+++ Dataset records +++

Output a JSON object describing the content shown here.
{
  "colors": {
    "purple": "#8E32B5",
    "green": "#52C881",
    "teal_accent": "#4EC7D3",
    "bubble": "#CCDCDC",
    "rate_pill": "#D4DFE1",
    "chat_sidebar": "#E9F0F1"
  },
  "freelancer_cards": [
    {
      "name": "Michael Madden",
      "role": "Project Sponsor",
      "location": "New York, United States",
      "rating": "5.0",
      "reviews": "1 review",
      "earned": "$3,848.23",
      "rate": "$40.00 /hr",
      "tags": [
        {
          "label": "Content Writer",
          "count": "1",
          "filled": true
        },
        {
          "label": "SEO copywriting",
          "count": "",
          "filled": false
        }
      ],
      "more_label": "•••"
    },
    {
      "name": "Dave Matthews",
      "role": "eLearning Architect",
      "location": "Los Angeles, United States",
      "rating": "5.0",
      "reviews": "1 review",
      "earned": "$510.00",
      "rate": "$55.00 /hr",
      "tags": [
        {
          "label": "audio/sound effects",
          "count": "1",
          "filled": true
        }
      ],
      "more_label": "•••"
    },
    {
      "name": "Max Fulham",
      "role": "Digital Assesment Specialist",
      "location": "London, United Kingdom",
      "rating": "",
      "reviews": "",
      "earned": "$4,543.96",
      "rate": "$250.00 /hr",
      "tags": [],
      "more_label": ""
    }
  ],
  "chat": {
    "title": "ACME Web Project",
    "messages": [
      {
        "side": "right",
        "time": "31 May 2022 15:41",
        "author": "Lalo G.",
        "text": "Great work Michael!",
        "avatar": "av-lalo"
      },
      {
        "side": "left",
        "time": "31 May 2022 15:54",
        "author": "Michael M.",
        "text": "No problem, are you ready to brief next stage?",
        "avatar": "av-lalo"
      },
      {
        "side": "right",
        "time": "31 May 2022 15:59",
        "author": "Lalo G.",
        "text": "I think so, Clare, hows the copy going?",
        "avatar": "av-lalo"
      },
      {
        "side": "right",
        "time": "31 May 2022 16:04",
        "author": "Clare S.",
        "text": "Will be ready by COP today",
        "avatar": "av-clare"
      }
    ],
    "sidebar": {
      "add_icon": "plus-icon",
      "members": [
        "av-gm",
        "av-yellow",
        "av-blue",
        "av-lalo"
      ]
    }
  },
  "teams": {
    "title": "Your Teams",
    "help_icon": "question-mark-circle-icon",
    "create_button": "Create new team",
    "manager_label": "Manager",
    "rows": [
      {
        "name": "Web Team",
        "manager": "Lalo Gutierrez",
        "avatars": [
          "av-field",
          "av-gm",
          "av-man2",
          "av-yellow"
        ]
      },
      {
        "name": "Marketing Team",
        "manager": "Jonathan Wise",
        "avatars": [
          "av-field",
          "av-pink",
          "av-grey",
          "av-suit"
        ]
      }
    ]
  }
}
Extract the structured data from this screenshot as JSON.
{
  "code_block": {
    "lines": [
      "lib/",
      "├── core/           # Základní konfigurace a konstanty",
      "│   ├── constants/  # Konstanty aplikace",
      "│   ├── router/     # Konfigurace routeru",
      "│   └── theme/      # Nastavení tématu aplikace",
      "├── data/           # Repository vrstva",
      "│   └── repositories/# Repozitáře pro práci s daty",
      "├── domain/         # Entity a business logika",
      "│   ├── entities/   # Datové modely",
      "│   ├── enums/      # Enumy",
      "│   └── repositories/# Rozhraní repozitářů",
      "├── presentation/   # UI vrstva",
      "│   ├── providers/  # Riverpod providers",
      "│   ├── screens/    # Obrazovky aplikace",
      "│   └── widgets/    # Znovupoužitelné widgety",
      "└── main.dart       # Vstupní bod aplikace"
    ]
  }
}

+++

Show the lines from the data above that contain the string "ready".

        "text": "No problem, are you ready to brief next stage?",
        "text": "Will be ready by COP today",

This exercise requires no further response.